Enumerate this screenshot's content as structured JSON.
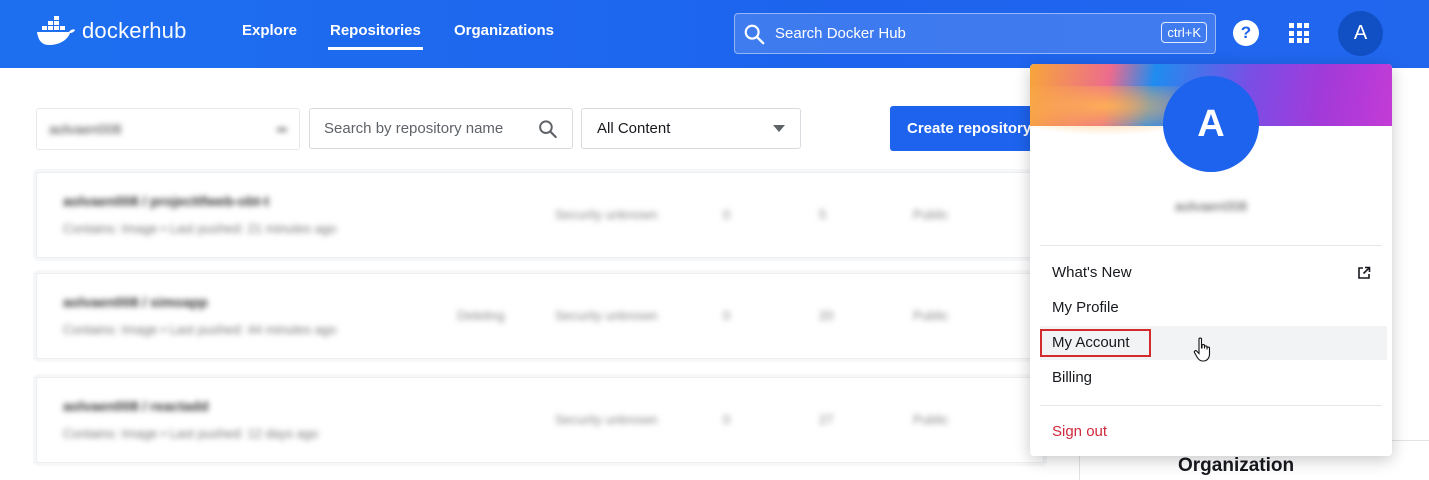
{
  "header": {
    "logo_text_1": "docker",
    "logo_text_2": "hub",
    "nav": [
      {
        "label": "Explore"
      },
      {
        "label": "Repositories"
      },
      {
        "label": "Organizations"
      }
    ],
    "search_placeholder": "Search Docker Hub",
    "search_shortcut": "ctrl+K",
    "help_icon": "?",
    "avatar_letter": "A"
  },
  "toolbar": {
    "namespace": "aolvaen008",
    "repo_search_placeholder": "Search by repository name",
    "filter_value": "All Content",
    "create_label": "Create repository"
  },
  "repos": [
    {
      "name": "aolvaen008 / projecttfweb-obt-t",
      "meta": "Contains: Image • Last pushed: 21 minutes ago",
      "status": "",
      "security": "Security unknown",
      "stars": "0",
      "pulls": "5",
      "visibility": "Public"
    },
    {
      "name": "aolvaen008 / simoapp",
      "meta": "Contains: Image • Last pushed: 44 minutes ago",
      "status": "Deleting",
      "security": "Security unknown",
      "stars": "0",
      "pulls": "20",
      "visibility": "Public"
    },
    {
      "name": "aolvaen008 / reactadd",
      "meta": "Contains: Image • Last pushed: 12 days ago",
      "status": "",
      "security": "Security unknown",
      "stars": "0",
      "pulls": "27",
      "visibility": "Public"
    }
  ],
  "account_menu": {
    "avatar_letter": "A",
    "username": "aolvaen008",
    "items": [
      {
        "label": "What's New"
      },
      {
        "label": "My Profile"
      },
      {
        "label": "My Account"
      },
      {
        "label": "Billing"
      }
    ],
    "sign_out": "Sign out"
  },
  "sidebar_partial": {
    "label": "Organization"
  }
}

========================================

* [What needs to be done] Transcribe the records above exactly as they appear, leaving out any pictures.

* [Answer below]
Enumerate this screenshot's content as structured JSON.
{
  "header": {
    "logo_text_1": "docker",
    "logo_text_2": "hub",
    "nav": [
      {
        "label": "Explore"
      },
      {
        "label": "Repositories"
      },
      {
        "label": "Organizations"
      }
    ],
    "search_placeholder": "Search Docker Hub",
    "search_shortcut": "ctrl+K",
    "help_icon": "?",
    "avatar_letter": "A"
  },
  "toolbar": {
    "namespace": "aolvaen008",
    "repo_search_placeholder": "Search by repository name",
    "filter_value": "All Content",
    "create_label": "Create repository"
  },
  "repos": [
    {
      "name": "aolvaen008 / projecttfweb-obt-t",
      "meta": "Contains: Image • Last pushed: 21 minutes ago",
      "status": "",
      "security": "Security unknown",
      "stars": "0",
      "pulls": "5",
      "visibility": "Public"
    },
    {
      "name": "aolvaen008 / simoapp",
      "meta": "Contains: Image • Last pushed: 44 minutes ago",
      "status": "Deleting",
      "security": "Security unknown",
      "stars": "0",
      "pulls": "20",
      "visibility": "Public"
    },
    {
      "name": "aolvaen008 / reactadd",
      "meta": "Contains: Image • Last pushed: 12 days ago",
      "status": "",
      "security": "Security unknown",
      "stars": "0",
      "pulls": "27",
      "visibility": "Public"
    }
  ],
  "account_menu": {
    "avatar_letter": "A",
    "username": "aolvaen008",
    "items": [
      {
        "label": "What's New"
      },
      {
        "label": "My Profile"
      },
      {
        "label": "My Account"
      },
      {
        "label": "Billing"
      }
    ],
    "sign_out": "Sign out"
  },
  "sidebar_partial": {
    "label": "Organization"
  }
}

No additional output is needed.